* Task statement:
Write out the material exactly, leaving every picture behind.

** BEGIN Records for the exercise **

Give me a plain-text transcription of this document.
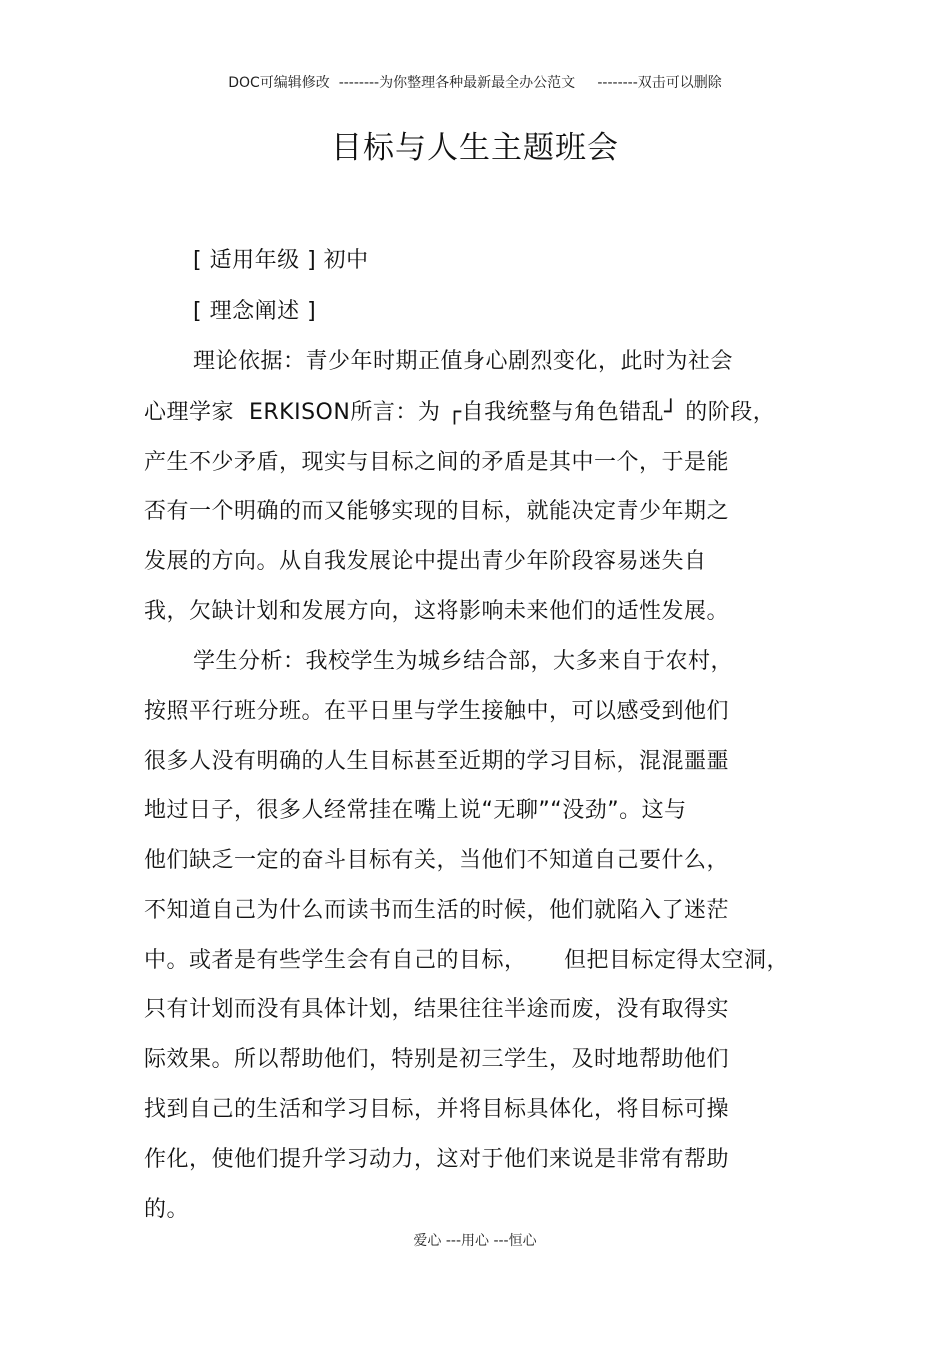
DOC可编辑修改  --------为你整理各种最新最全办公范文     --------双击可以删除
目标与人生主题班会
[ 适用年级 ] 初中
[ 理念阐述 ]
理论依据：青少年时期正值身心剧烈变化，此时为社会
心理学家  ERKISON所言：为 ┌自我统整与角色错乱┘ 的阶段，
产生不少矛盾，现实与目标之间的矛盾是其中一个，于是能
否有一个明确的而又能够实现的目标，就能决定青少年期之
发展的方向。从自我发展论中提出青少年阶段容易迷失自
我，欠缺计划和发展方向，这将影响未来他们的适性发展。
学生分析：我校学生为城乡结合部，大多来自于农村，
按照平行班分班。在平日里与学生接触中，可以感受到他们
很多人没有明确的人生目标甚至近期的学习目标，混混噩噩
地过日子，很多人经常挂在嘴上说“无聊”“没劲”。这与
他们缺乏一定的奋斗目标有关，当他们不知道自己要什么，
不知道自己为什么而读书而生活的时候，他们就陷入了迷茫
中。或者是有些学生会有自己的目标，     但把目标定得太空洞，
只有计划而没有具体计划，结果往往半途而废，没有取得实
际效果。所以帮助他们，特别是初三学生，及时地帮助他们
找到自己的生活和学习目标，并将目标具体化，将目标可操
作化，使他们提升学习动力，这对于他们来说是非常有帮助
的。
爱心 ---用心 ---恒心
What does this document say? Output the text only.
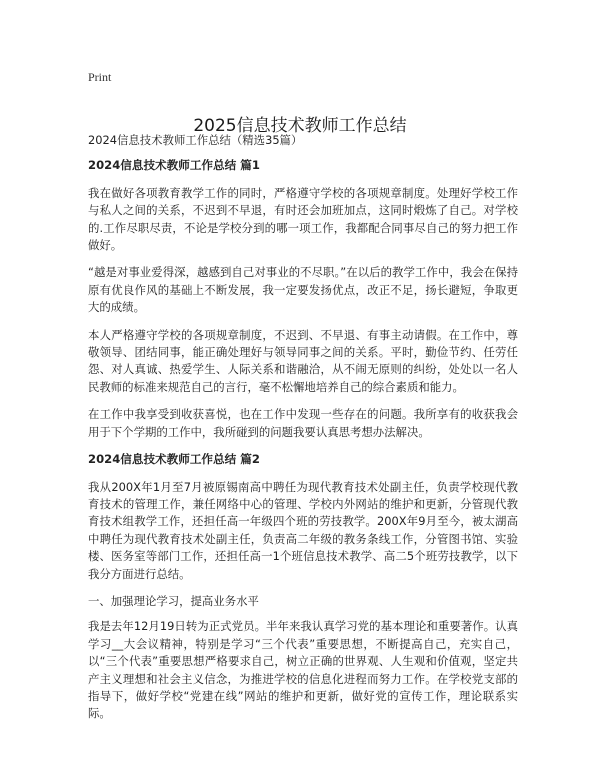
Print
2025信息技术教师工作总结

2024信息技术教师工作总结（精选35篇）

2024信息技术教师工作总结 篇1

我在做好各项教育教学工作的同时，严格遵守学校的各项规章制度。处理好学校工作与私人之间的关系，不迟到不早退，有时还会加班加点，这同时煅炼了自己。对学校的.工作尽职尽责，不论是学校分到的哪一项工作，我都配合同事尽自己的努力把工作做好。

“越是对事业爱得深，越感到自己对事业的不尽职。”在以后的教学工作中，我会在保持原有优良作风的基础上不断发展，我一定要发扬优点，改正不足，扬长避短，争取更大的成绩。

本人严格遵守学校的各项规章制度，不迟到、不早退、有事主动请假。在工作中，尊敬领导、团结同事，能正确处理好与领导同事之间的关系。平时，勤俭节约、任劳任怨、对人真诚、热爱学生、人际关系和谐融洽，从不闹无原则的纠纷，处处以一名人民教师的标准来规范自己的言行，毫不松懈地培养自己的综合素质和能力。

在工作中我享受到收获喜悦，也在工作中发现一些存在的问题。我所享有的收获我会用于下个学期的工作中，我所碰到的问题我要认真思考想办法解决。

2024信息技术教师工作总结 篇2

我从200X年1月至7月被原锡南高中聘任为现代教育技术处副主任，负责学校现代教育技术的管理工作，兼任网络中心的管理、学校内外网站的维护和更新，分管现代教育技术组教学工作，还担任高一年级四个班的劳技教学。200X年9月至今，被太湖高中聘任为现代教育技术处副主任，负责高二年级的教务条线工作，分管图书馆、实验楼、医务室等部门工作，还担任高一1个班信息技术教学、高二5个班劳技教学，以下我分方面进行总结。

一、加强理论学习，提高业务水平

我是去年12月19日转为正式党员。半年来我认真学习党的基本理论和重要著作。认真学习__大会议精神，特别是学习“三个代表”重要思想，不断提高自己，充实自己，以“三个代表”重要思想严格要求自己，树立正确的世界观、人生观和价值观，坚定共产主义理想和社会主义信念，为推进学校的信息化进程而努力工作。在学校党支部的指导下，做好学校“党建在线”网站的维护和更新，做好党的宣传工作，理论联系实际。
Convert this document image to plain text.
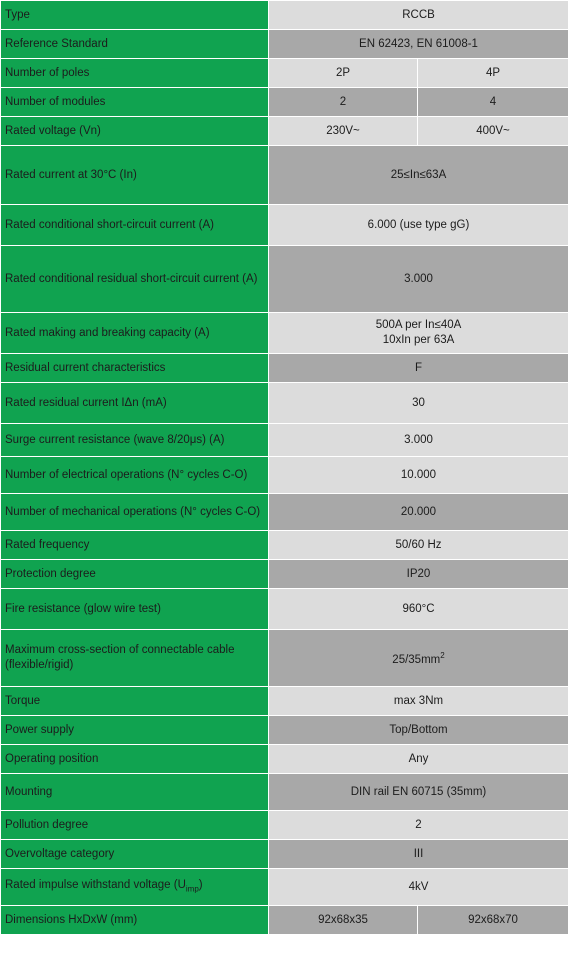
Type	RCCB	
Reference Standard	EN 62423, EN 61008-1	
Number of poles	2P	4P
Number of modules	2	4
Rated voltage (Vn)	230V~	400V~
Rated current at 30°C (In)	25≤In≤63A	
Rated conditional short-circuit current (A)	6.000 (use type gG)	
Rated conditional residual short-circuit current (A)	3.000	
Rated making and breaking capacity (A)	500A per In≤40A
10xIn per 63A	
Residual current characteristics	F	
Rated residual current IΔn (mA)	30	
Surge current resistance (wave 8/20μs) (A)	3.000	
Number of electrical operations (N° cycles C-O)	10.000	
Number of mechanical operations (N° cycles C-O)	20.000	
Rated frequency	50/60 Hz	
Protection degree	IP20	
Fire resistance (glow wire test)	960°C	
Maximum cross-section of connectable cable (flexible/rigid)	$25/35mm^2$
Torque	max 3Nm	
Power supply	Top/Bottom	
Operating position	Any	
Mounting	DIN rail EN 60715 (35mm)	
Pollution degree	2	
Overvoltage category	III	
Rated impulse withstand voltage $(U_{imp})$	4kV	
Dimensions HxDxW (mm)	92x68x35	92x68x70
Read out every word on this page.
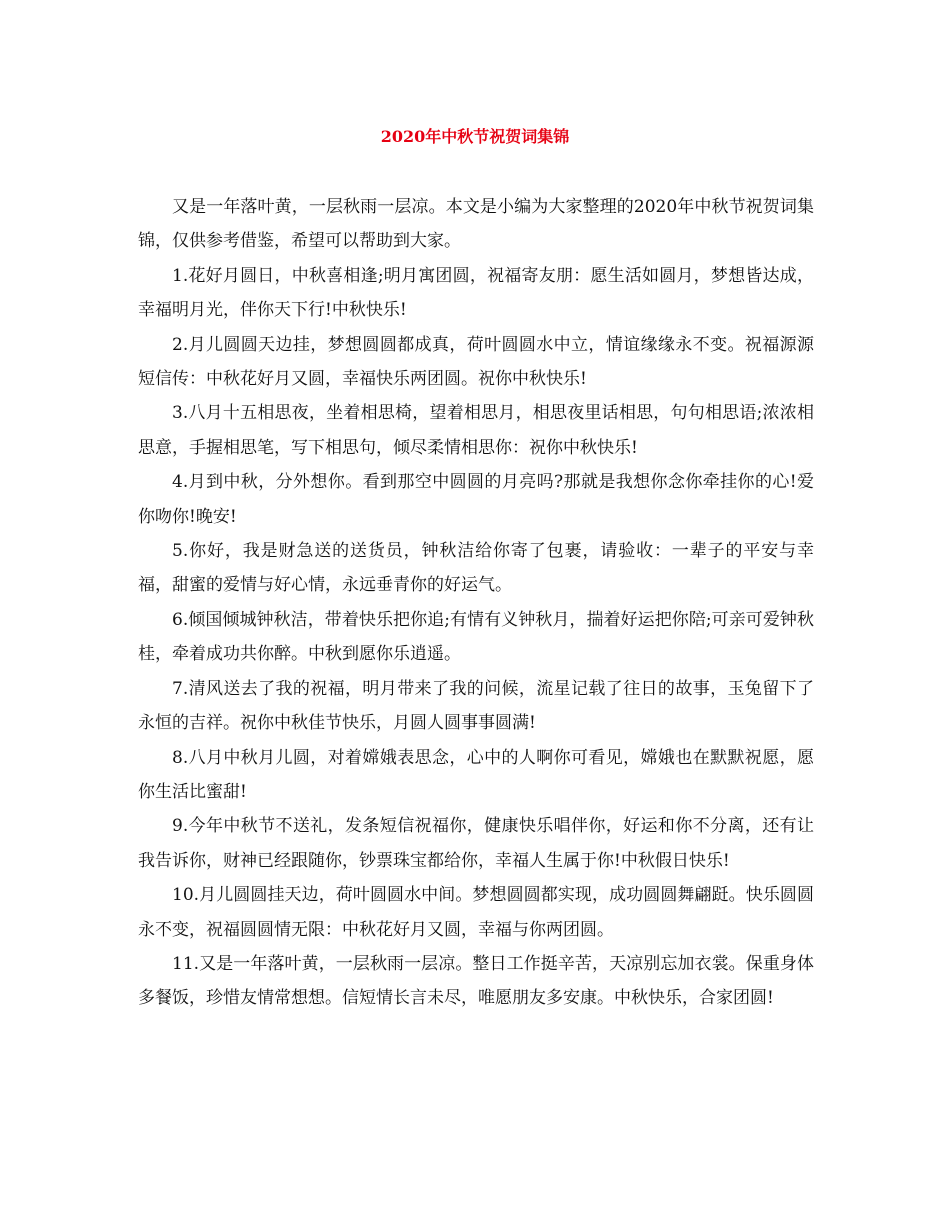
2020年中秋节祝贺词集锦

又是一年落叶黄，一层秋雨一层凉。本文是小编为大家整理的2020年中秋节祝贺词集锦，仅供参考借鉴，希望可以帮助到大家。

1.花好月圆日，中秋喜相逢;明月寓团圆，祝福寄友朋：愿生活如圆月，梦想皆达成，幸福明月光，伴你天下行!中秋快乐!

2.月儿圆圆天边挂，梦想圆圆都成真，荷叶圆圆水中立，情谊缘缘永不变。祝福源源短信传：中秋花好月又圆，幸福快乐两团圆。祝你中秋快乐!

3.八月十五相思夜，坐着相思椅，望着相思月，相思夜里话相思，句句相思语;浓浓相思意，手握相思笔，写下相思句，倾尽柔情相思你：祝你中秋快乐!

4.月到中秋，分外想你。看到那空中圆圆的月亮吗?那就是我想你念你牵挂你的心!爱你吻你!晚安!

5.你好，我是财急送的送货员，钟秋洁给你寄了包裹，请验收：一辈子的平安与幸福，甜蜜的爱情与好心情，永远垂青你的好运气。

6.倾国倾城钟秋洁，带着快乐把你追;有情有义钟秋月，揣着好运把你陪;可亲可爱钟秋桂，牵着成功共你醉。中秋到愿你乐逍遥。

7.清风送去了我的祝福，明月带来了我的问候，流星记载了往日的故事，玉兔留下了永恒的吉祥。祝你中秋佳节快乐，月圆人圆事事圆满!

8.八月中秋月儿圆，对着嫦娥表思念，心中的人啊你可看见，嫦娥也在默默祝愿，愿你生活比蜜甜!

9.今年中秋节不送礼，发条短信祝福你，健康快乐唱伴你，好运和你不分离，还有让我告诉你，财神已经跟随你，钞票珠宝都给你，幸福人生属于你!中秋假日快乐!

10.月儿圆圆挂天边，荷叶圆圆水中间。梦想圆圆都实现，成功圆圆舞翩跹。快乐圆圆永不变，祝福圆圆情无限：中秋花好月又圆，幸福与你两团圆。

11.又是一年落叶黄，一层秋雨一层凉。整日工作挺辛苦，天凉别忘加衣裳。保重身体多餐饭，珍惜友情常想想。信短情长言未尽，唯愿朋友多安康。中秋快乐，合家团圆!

** END Records for the exercise **

* Expected output:
Give me a plain-text transcription of this document.
DOC可编辑修改  --------为你整理各种最新最全办公范文     --------双击可以删除
目标与人生主题班会
[ 适用年级 ] 初中
[ 理念阐述 ]
理论依据：青少年时期正值身心剧烈变化，此时为社会
心理学家  ERKISON所言：为 ┌自我统整与角色错乱┘ 的阶段，
产生不少矛盾，现实与目标之间的矛盾是其中一个，于是能
否有一个明确的而又能够实现的目标，就能决定青少年期之
发展的方向。从自我发展论中提出青少年阶段容易迷失自
我，欠缺计划和发展方向，这将影响未来他们的适性发展。
学生分析：我校学生为城乡结合部，大多来自于农村，
按照平行班分班。在平日里与学生接触中，可以感受到他们
很多人没有明确的人生目标甚至近期的学习目标，混混噩噩
地过日子，很多人经常挂在嘴上说“无聊”“没劲”。这与
他们缺乏一定的奋斗目标有关，当他们不知道自己要什么，
不知道自己为什么而读书而生活的时候，他们就陷入了迷茫
中。或者是有些学生会有自己的目标，     但把目标定得太空洞，
只有计划而没有具体计划，结果往往半途而废，没有取得实
际效果。所以帮助他们，特别是初三学生，及时地帮助他们
找到自己的生活和学习目标，并将目标具体化，将目标可操
作化，使他们提升学习动力，这对于他们来说是非常有帮助
的。
爱心 ---用心 ---恒心
What does this document say? Output the text only.
Print
2025信息技术教师工作总结

2024信息技术教师工作总结（精选35篇）

2024信息技术教师工作总结 篇1

我在做好各项教育教学工作的同时，严格遵守学校的各项规章制度。处理好学校工作与私人之间的关系，不迟到不早退，有时还会加班加点，这同时煅炼了自己。对学校的.工作尽职尽责，不论是学校分到的哪一项工作，我都配合同事尽自己的努力把工作做好。

“越是对事业爱得深，越感到自己对事业的不尽职。”在以后的教学工作中，我会在保持原有优良作风的基础上不断发展，我一定要发扬优点，改正不足，扬长避短，争取更大的成绩。

本人严格遵守学校的各项规章制度，不迟到、不早退、有事主动请假。在工作中，尊敬领导、团结同事，能正确处理好与领导同事之间的关系。平时，勤俭节约、任劳任怨、对人真诚、热爱学生、人际关系和谐融洽，从不闹无原则的纠纷，处处以一名人民教师的标准来规范自己的言行，毫不松懈地培养自己的综合素质和能力。

在工作中我享受到收获喜悦，也在工作中发现一些存在的问题。我所享有的收获我会用于下个学期的工作中，我所碰到的问题我要认真思考想办法解决。

2024信息技术教师工作总结 篇2

我从200X年1月至7月被原锡南高中聘任为现代教育技术处副主任，负责学校现代教育技术的管理工作，兼任网络中心的管理、学校内外网站的维护和更新，分管现代教育技术组教学工作，还担任高一年级四个班的劳技教学。200X年9月至今，被太湖高中聘任为现代教育技术处副主任，负责高二年级的教务条线工作，分管图书馆、实验楼、医务室等部门工作，还担任高一1个班信息技术教学、高二5个班劳技教学，以下我分方面进行总结。

一、加强理论学习，提高业务水平

我是去年12月19日转为正式党员。半年来我认真学习党的基本理论和重要著作。认真学习__大会议精神，特别是学习“三个代表”重要思想，不断提高自己，充实自己，以“三个代表”重要思想严格要求自己，树立正确的世界观、人生观和价值观，坚定共产主义理想和社会主义信念，为推进学校的信息化进程而努力工作。在学校党支部的指导下，做好学校“党建在线”网站的维护和更新，做好党的宣传工作，理论联系实际。
Convert this document image to plain text.
Type	RCCB	
Reference Standard	EN 62423, EN 61008-1	
Number of poles	2P	4P
Number of modules	2	4
Rated voltage (Vn)	230V~	400V~
Rated current at 30°C (In)	25≤In≤63A	
Rated conditional short-circuit current (A)	6.000 (use type gG)	
Rated conditional residual short-circuit current (A)	3.000	
Rated making and breaking capacity (A)	500A per In≤40A
10xIn per 63A	
Residual current characteristics	F	
Rated residual current IΔn (mA)	30	
Surge current resistance (wave 8/20μs) (A)	3.000	
Number of electrical operations (N° cycles C-O)	10.000	
Number of mechanical operations (N° cycles C-O)	20.000	
Rated frequency	50/60 Hz	
Protection degree	IP20	
Fire resistance (glow wire test)	960°C	
Maximum cross-section of connectable cable (flexible/rigid)	$25/35mm^2$
Torque	max 3Nm	
Power supply	Top/Bottom	
Operating position	Any	
Mounting	DIN rail EN 60715 (35mm)	
Pollution degree	2	
Overvoltage category	III	
Rated impulse withstand voltage $(U_{imp})$	4kV	
Dimensions HxDxW (mm)	92x68x35	92x68x70
Read out every word on this page.
2020年中秋节祝贺词集锦

又是一年落叶黄，一层秋雨一层凉。本文是小编为大家整理的2020年中秋节祝贺词集锦，仅供参考借鉴，希望可以帮助到大家。

1.花好月圆日，中秋喜相逢;明月寓团圆，祝福寄友朋：愿生活如圆月，梦想皆达成，幸福明月光，伴你天下行!中秋快乐!

2.月儿圆圆天边挂，梦想圆圆都成真，荷叶圆圆水中立，情谊缘缘永不变。祝福源源短信传：中秋花好月又圆，幸福快乐两团圆。祝你中秋快乐!

3.八月十五相思夜，坐着相思椅，望着相思月，相思夜里话相思，句句相思语;浓浓相思意，手握相思笔，写下相思句，倾尽柔情相思你：祝你中秋快乐!

4.月到中秋，分外想你。看到那空中圆圆的月亮吗?那就是我想你念你牵挂你的心!爱你吻你!晚安!

5.你好，我是财急送的送货员，钟秋洁给你寄了包裹，请验收：一辈子的平安与幸福，甜蜜的爱情与好心情，永远垂青你的好运气。

6.倾国倾城钟秋洁，带着快乐把你追;有情有义钟秋月，揣着好运把你陪;可亲可爱钟秋桂，牵着成功共你醉。中秋到愿你乐逍遥。

7.清风送去了我的祝福，明月带来了我的问候，流星记载了往日的故事，玉兔留下了永恒的吉祥。祝你中秋佳节快乐，月圆人圆事事圆满!

8.八月中秋月儿圆，对着嫦娥表思念，心中的人啊你可看见，嫦娥也在默默祝愿，愿你生活比蜜甜!

9.今年中秋节不送礼，发条短信祝福你，健康快乐唱伴你，好运和你不分离，还有让我告诉你，财神已经跟随你，钞票珠宝都给你，幸福人生属于你!中秋假日快乐!

10.月儿圆圆挂天边，荷叶圆圆水中间。梦想圆圆都实现，成功圆圆舞翩跹。快乐圆圆永不变，祝福圆圆情无限：中秋花好月又圆，幸福与你两团圆。

11.又是一年落叶黄，一层秋雨一层凉。整日工作挺辛苦，天凉别忘加衣裳。保重身体多餐饭，珍惜友情常想想。信短情长言未尽，唯愿朋友多安康。中秋快乐，合家团圆!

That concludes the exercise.